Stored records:
━━━━

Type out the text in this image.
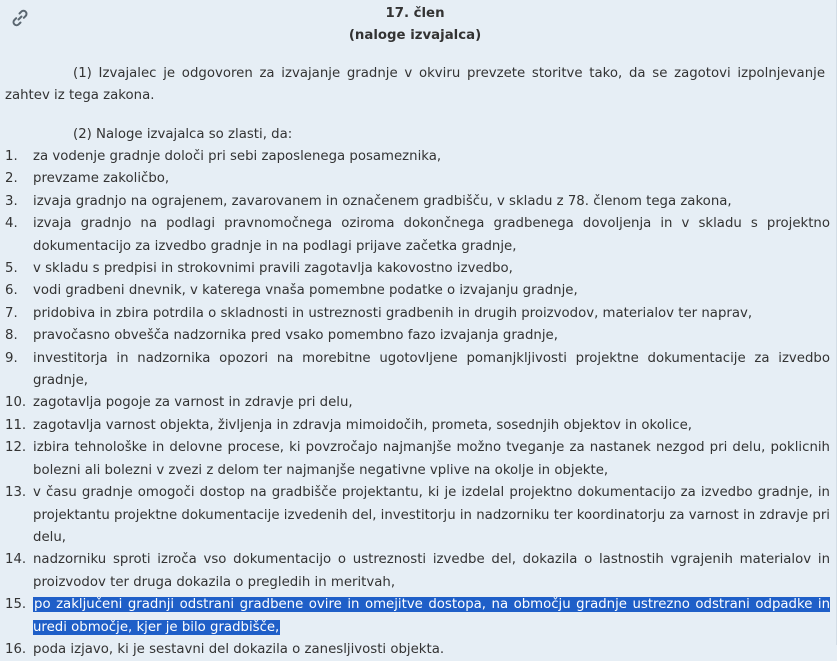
17. člen
(naloge izvajalca)
(1) Izvajalec je odgovoren za izvajanje gradnje v okviru prevzete storitve tako, da se zagotovi izpolnjevanje zahtev iz tega zakona.
(2) Naloge izvajalca so zlasti, da:
1. za vodenje gradnje določi pri sebi zaposlenega posameznika,
2. prevzame zakoličbo,
3. izvaja gradnjo na ograjenem, zavarovanem in označenem gradbišču, v skladu z 78. členom tega zakona,
4. izvaja gradnjo na podlagi pravnomočnega oziroma dokončnega gradbenega dovoljenja in v skladu s projektno dokumentacijo za izvedbo gradnje in na podlagi prijave začetka gradnje,
5. v skladu s predpisi in strokovnimi pravili zagotavlja kakovostno izvedbo,
6. vodi gradbeni dnevnik, v katerega vnaša pomembne podatke o izvajanju gradnje,
7. pridobiva in zbira potrdila o skladnosti in ustreznosti gradbenih in drugih proizvodov, materialov ter naprav,
8. pravočasno obvešča nadzornika pred vsako pomembno fazo izvajanja gradnje,
9. investitorja in nadzornika opozori na morebitne ugotovljene pomanjkljivosti projektne dokumentacije za izvedbo gradnje,
10. zagotavlja pogoje za varnost in zdravje pri delu,
11. zagotavlja varnost objekta, življenja in zdravja mimoidočih, prometa, sosednjih objektov in okolice,
12. izbira tehnološke in delovne procese, ki povzročajo najmanjše možno tveganje za nastanek nezgod pri delu, poklicnih bolezni ali bolezni v zvezi z delom ter najmanjše negativne vplive na okolje in objekte,
13. v času gradnje omogoči dostop na gradbišče projektantu, ki je izdelal projektno dokumentacijo za izvedbo gradnje, in projektantu projektne dokumentacije izvedenih del, investitorju in nadzorniku ter koordinatorju za varnost in zdravje pri delu,
14. nadzorniku sproti izroča vso dokumentacijo o ustreznosti izvedbe del, dokazila o lastnostih vgrajenih materialov in proizvodov ter druga dokazila o pregledih in meritvah,
15. po zaključeni gradnji odstrani gradbene ovire in omejitve dostopa, na območju gradnje ustrezno odstrani odpadke in uredi območje, kjer je bilo gradbišče,
16. poda izjavo, ki je sestavni del dokazila o zanesljivosti objekta.
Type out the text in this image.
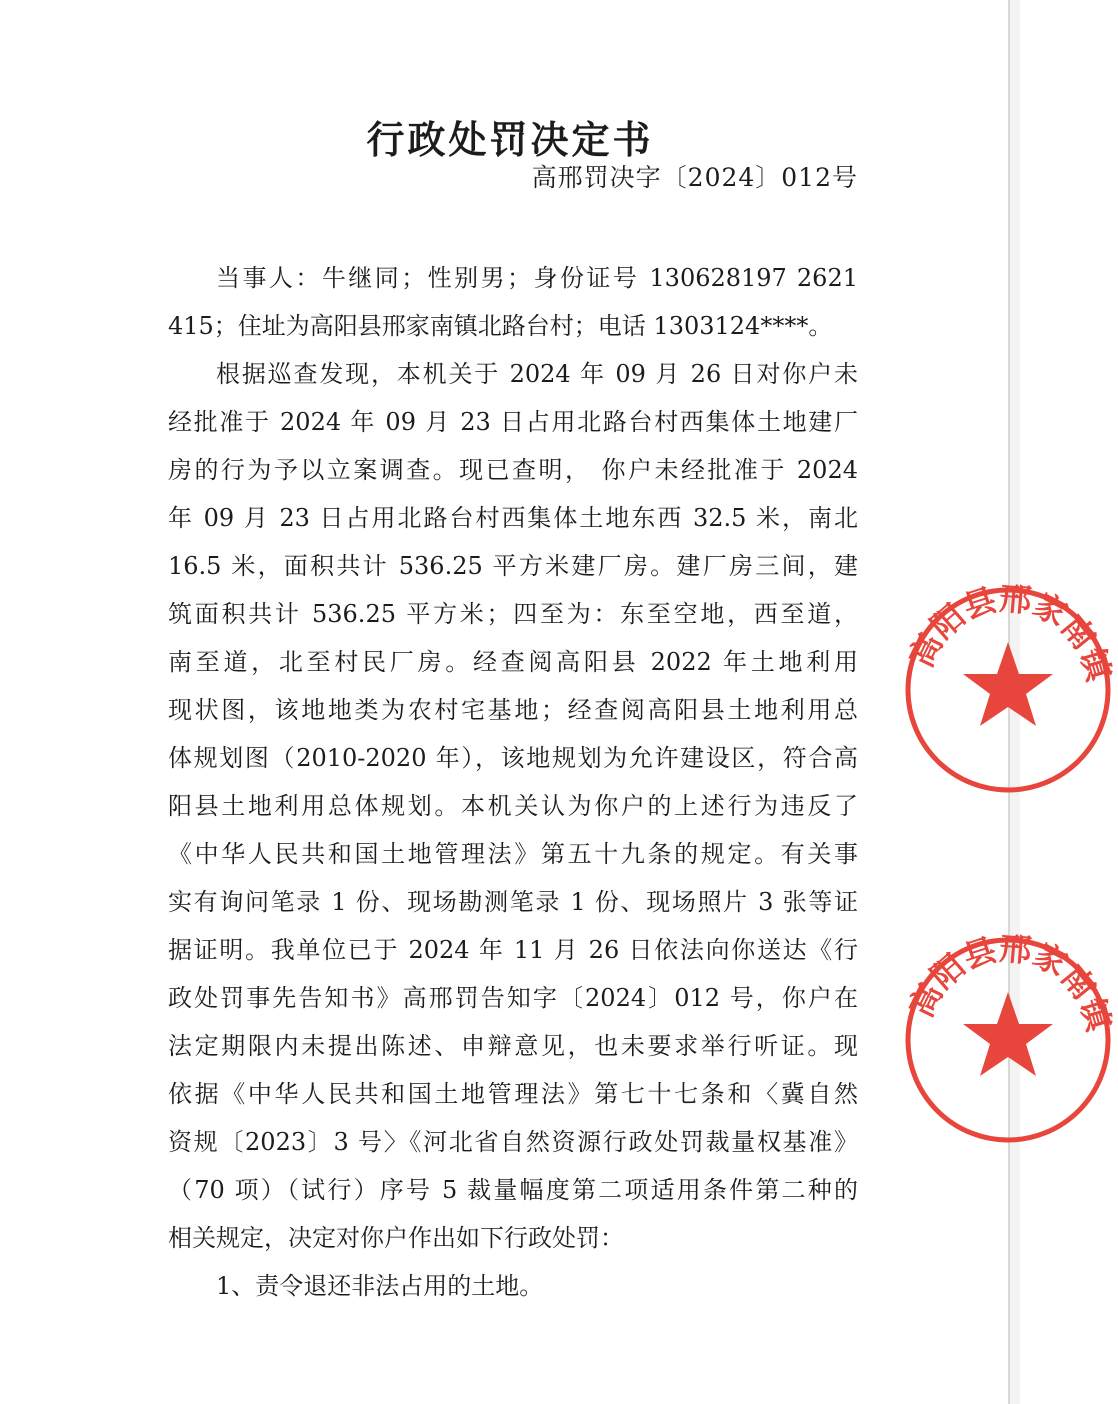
行政处罚决定书
高邢罚决字〔2024〕012号
当事人：牛继同；性别男；身份证号 130628197 2621
415；住址为高阳县邢家南镇北路台村；电话 1303124****。
根据巡查发现，本机关于 2024 年 09 月 26 日对你户未
经批准于 2024 年 09 月 23 日占用北路台村西集体土地建厂
房的行为予以立案调查。现已查明， 你户未经批准于 2024
年 09 月 23 日占用北路台村西集体土地东西 32.5 米，南北
16.5 米，面积共计 536.25 平方米建厂房。建厂房三间，建
筑面积共计 536.25 平方米；四至为：东至空地，西至道，
南至道，北至村民厂房。经查阅高阳县 2022 年土地利用
现状图，该地地类为农村宅基地；经查阅高阳县土地利用总
体规划图（2010-2020 年），该地规划为允许建设区，符合高
阳县土地利用总体规划。本机关认为你户的上述行为违反了
《中华人民共和国土地管理法》第五十九条的规定。有关事
实有询问笔录 1 份、现场勘测笔录 1 份、现场照片 3 张等证
据证明。我单位已于 2024 年 11 月 26 日依法向你送达《行
政处罚事先告知书》高邢罚告知字〔2024〕012 号，你户在
法定期限内未提出陈述、申辩意见，也未要求举行听证。现
依据《中华人民共和国土地管理法》第七十七条和〈冀自然
资规〔2023〕3 号〉《河北省自然资源行政处罚裁量权基准》
（70 项）（试行）序号 5 裁量幅度第二项适用条件第二种的
相关规定，决定对你户作出如下行政处罚：
1、责令退还非法占用的土地。
高阳县邢家南镇
高阳县邢家南镇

━━━━

Request:
Copy the listing in full and without alteration, omitting every picture.

Solution to this exercise:
Type out the text in this image.
17. člen
(naloge izvajalca)
(1) Izvajalec je odgovoren za izvajanje gradnje v okviru prevzete storitve tako, da se zagotovi izpolnjevanje zahtev iz tega zakona.
(2) Naloge izvajalca so zlasti, da:
1. za vodenje gradnje določi pri sebi zaposlenega posameznika,
2. prevzame zakoličbo,
3. izvaja gradnjo na ograjenem, zavarovanem in označenem gradbišču, v skladu z 78. členom tega zakona,
4. izvaja gradnjo na podlagi pravnomočnega oziroma dokončnega gradbenega dovoljenja in v skladu s projektno dokumentacijo za izvedbo gradnje in na podlagi prijave začetka gradnje,
5. v skladu s predpisi in strokovnimi pravili zagotavlja kakovostno izvedbo,
6. vodi gradbeni dnevnik, v katerega vnaša pomembne podatke o izvajanju gradnje,
7. pridobiva in zbira potrdila o skladnosti in ustreznosti gradbenih in drugih proizvodov, materialov ter naprav,
8. pravočasno obvešča nadzornika pred vsako pomembno fazo izvajanja gradnje,
9. investitorja in nadzornika opozori na morebitne ugotovljene pomanjkljivosti projektne dokumentacije za izvedbo gradnje,
10. zagotavlja pogoje za varnost in zdravje pri delu,
11. zagotavlja varnost objekta, življenja in zdravja mimoidočih, prometa, sosednjih objektov in okolice,
12. izbira tehnološke in delovne procese, ki povzročajo najmanjše možno tveganje za nastanek nezgod pri delu, poklicnih bolezni ali bolezni v zvezi z delom ter najmanjše negativne vplive na okolje in objekte,
13. v času gradnje omogoči dostop na gradbišče projektantu, ki je izdelal projektno dokumentacijo za izvedbo gradnje, in projektantu projektne dokumentacije izvedenih del, investitorju in nadzorniku ter koordinatorju za varnost in zdravje pri delu,
14. nadzorniku sproti izroča vso dokumentacijo o ustreznosti izvedbe del, dokazila o lastnostih vgrajenih materialov in proizvodov ter druga dokazila o pregledih in meritvah,
15. po zaključeni gradnji odstrani gradbene ovire in omejitve dostopa, na območju gradnje ustrezno odstrani odpadke in uredi območje, kjer je bilo gradbišče,
16. poda izjavo, ki je sestavni del dokazila o zanesljivosti objekta.
Type out the text in this image.
行政处罚决定书
高邢罚决字〔2024〕012号
当事人：牛继同；性别男；身份证号 130628197 2621
415；住址为高阳县邢家南镇北路台村；电话 1303124****。
根据巡查发现，本机关于 2024 年 09 月 26 日对你户未
经批准于 2024 年 09 月 23 日占用北路台村西集体土地建厂
房的行为予以立案调查。现已查明， 你户未经批准于 2024
年 09 月 23 日占用北路台村西集体土地东西 32.5 米，南北
16.5 米，面积共计 536.25 平方米建厂房。建厂房三间，建
筑面积共计 536.25 平方米；四至为：东至空地，西至道，
南至道，北至村民厂房。经查阅高阳县 2022 年土地利用
现状图，该地地类为农村宅基地；经查阅高阳县土地利用总
体规划图（2010-2020 年），该地规划为允许建设区，符合高
阳县土地利用总体规划。本机关认为你户的上述行为违反了
《中华人民共和国土地管理法》第五十九条的规定。有关事
实有询问笔录 1 份、现场勘测笔录 1 份、现场照片 3 张等证
据证明。我单位已于 2024 年 11 月 26 日依法向你送达《行
政处罚事先告知书》高邢罚告知字〔2024〕012 号，你户在
法定期限内未提出陈述、申辩意见，也未要求举行听证。现
依据《中华人民共和国土地管理法》第七十七条和〈冀自然
资规〔2023〕3 号〉《河北省自然资源行政处罚裁量权基准》
（70 项）（试行）序号 5 裁量幅度第二项适用条件第二种的
相关规定，决定对你户作出如下行政处罚：
1、责令退还非法占用的土地。
高阳县邢家南镇
高阳县邢家南镇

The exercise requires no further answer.